Work to be completed: Skip the pictures. Reproduce all other material exactly.

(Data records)
start

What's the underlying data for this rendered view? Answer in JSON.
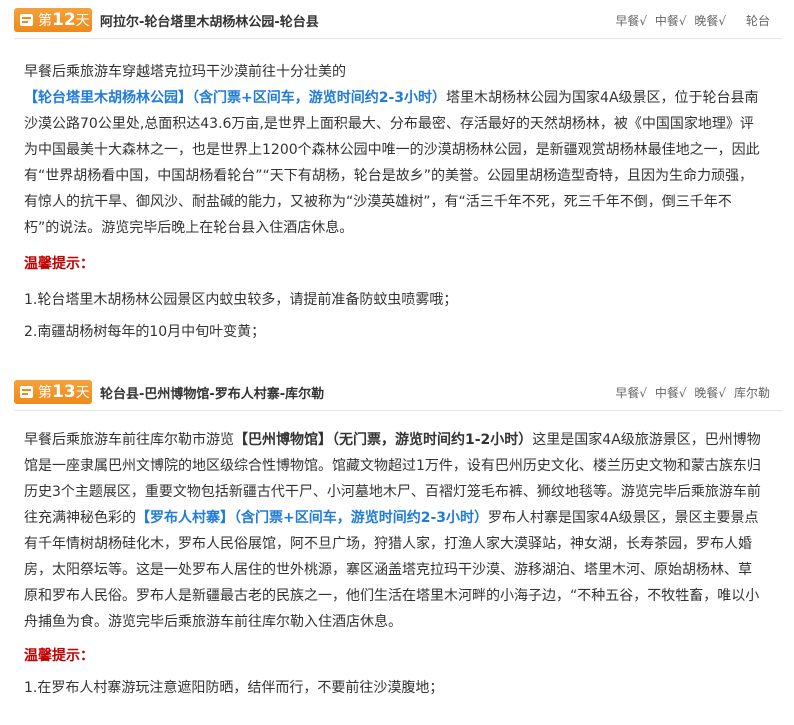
{
  "days": [
    {
      "badge_prefix": "第",
      "badge_num": "12",
      "badge_suffix": "天",
      "route": "阿拉尔-轮台塔里木胡杨林公园-轮台县",
      "meals": [
        "早餐√",
        "中餐√",
        "晚餐√"
      ],
      "stay": "轮台",
      "body": [
        {
          "t": "早餐后乘旅游车穿越塔克拉玛干沙漠前往十分壮美的",
          "hl": false
        },
        {
          "t": "【轮台塔里木胡杨林公园】（含门票+区间车，游览时间约2-3小时）",
          "hl": true
        },
        {
          "t": "塔里木胡杨林公园为国家4A级景区，位于轮台县南沙漠公路70公里处,总面积达43.6万亩,是世界上面积最大、分布最密、存活最好的天然胡杨林，被《中国国家地理》评为中国最美十大森林之一，也是世界上1200个森林公园中唯一的沙漠胡杨林公园，是新疆观赏胡杨林最佳地之一，因此有“世界胡杨看中国，中国胡杨看轮台”“天下有胡杨，轮台是故乡”的美誉。公园里胡杨造型奇特，且因为生命力顽强，有惊人的抗干旱、御风沙、耐盐碱的能力，又被称为“沙漠英雄树”，有“活三千年不死，死三千年不倒，倒三千年不朽”的说法。游览完毕后晚上在轮台县入住酒店休息。",
          "hl": false
        }
      ],
      "tip_title": "温馨提示：",
      "tips": [
        "1.轮台塔里木胡杨林公园景区内蚊虫较多，请提前准备防蚊虫喷雾哦；",
        "2.南疆胡杨树每年的10月中旬叶变黄；"
      ]
    },
    {
      "badge_prefix": "第",
      "badge_num": "13",
      "badge_suffix": "天",
      "route": "轮台县-巴州博物馆-罗布人村寨-库尔勒",
      "meals": [
        "早餐√",
        "中餐√",
        "晚餐√"
      ],
      "stay": "库尔勒",
      "body": [
        {
          "t": "早餐后乘旅游车前往库尔勒市游览",
          "hl": false
        },
        {
          "t": "【巴州博物馆】（无门票，游览时间约1-2小时）",
          "hl": "dark"
        },
        {
          "t": "这里是国家4A级旅游景区，巴州博物馆是一座隶属巴州文博院的地区级综合性博物馆。馆藏文物超过1万件，设有巴州历史文化、楼兰历史文物和蒙古族东归历史3个主题展区，重要文物包括新疆古代干尸、小河墓地木尸、百褶灯笼毛布裤、狮纹地毯等。游览完毕后乘旅游车前往充满神秘色彩的",
          "hl": false
        },
        {
          "t": "【罗布人村寨】（含门票+区间车，游览时间约2-3小时）",
          "hl": true
        },
        {
          "t": "罗布人村寨是国家4A级景区，景区主要景点有千年情树胡杨硅化木，罗布人民俗展馆，阿不旦广场，狩猎人家，打渔人家大漠驿站，神女湖，长寿茶园，罗布人婚房，太阳祭坛等。这是一处罗布人居住的世外桃源，寨区涵盖塔克拉玛干沙漠、游移湖泊、塔里木河、原始胡杨林、草原和罗布人民俗。罗布人是新疆最古老的民族之一，他们生活在塔里木河畔的小海子边，“不种五谷，不牧牲畜，唯以小舟捕鱼为食。游览完毕后乘旅游车前往库尔勒入住酒店休息。",
          "hl": false
        }
      ],
      "tip_title": "温馨提示：",
      "tips": [
        "1.在罗布人村寨游玩注意遮阳防晒，结伴而行，不要前往沙漠腹地；"
      ]
    }
  ]
}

end

Solution:
What's the underlying data for this rendered view? Answer in JSON.
{
  "days": [
    {
      "badge_prefix": "第",
      "badge_num": "12",
      "badge_suffix": "天",
      "route": "阿拉尔-轮台塔里木胡杨林公园-轮台县",
      "meals": [
        "早餐√",
        "中餐√",
        "晚餐√"
      ],
      "stay": "轮台",
      "body": [
        {
          "t": "早餐后乘旅游车穿越塔克拉玛干沙漠前往十分壮美的",
          "hl": false
        },
        {
          "t": "【轮台塔里木胡杨林公园】（含门票+区间车，游览时间约2-3小时）",
          "hl": true
        },
        {
          "t": "塔里木胡杨林公园为国家4A级景区，位于轮台县南沙漠公路70公里处,总面积达43.6万亩,是世界上面积最大、分布最密、存活最好的天然胡杨林，被《中国国家地理》评为中国最美十大森林之一，也是世界上1200个森林公园中唯一的沙漠胡杨林公园，是新疆观赏胡杨林最佳地之一，因此有“世界胡杨看中国，中国胡杨看轮台”“天下有胡杨，轮台是故乡”的美誉。公园里胡杨造型奇特，且因为生命力顽强，有惊人的抗干旱、御风沙、耐盐碱的能力，又被称为“沙漠英雄树”，有“活三千年不死，死三千年不倒，倒三千年不朽”的说法。游览完毕后晚上在轮台县入住酒店休息。",
          "hl": false
        }
      ],
      "tip_title": "温馨提示：",
      "tips": [
        "1.轮台塔里木胡杨林公园景区内蚊虫较多，请提前准备防蚊虫喷雾哦；",
        "2.南疆胡杨树每年的10月中旬叶变黄；"
      ]
    },
    {
      "badge_prefix": "第",
      "badge_num": "13",
      "badge_suffix": "天",
      "route": "轮台县-巴州博物馆-罗布人村寨-库尔勒",
      "meals": [
        "早餐√",
        "中餐√",
        "晚餐√"
      ],
      "stay": "库尔勒",
      "body": [
        {
          "t": "早餐后乘旅游车前往库尔勒市游览",
          "hl": false
        },
        {
          "t": "【巴州博物馆】（无门票，游览时间约1-2小时）",
          "hl": "dark"
        },
        {
          "t": "这里是国家4A级旅游景区，巴州博物馆是一座隶属巴州文博院的地区级综合性博物馆。馆藏文物超过1万件，设有巴州历史文化、楼兰历史文物和蒙古族东归历史3个主题展区，重要文物包括新疆古代干尸、小河墓地木尸、百褶灯笼毛布裤、狮纹地毯等。游览完毕后乘旅游车前往充满神秘色彩的",
          "hl": false
        },
        {
          "t": "【罗布人村寨】（含门票+区间车，游览时间约2-3小时）",
          "hl": true
        },
        {
          "t": "罗布人村寨是国家4A级景区，景区主要景点有千年情树胡杨硅化木，罗布人民俗展馆，阿不旦广场，狩猎人家，打渔人家大漠驿站，神女湖，长寿茶园，罗布人婚房，太阳祭坛等。这是一处罗布人居住的世外桃源，寨区涵盖塔克拉玛干沙漠、游移湖泊、塔里木河、原始胡杨林、草原和罗布人民俗。罗布人是新疆最古老的民族之一，他们生活在塔里木河畔的小海子边，“不种五谷，不牧牲畜，唯以小舟捕鱼为食。游览完毕后乘旅游车前往库尔勒入住酒店休息。",
          "hl": false
        }
      ],
      "tip_title": "温馨提示：",
      "tips": [
        "1.在罗布人村寨游玩注意遮阳防晒，结伴而行，不要前往沙漠腹地；"
      ]
    }
  ]
}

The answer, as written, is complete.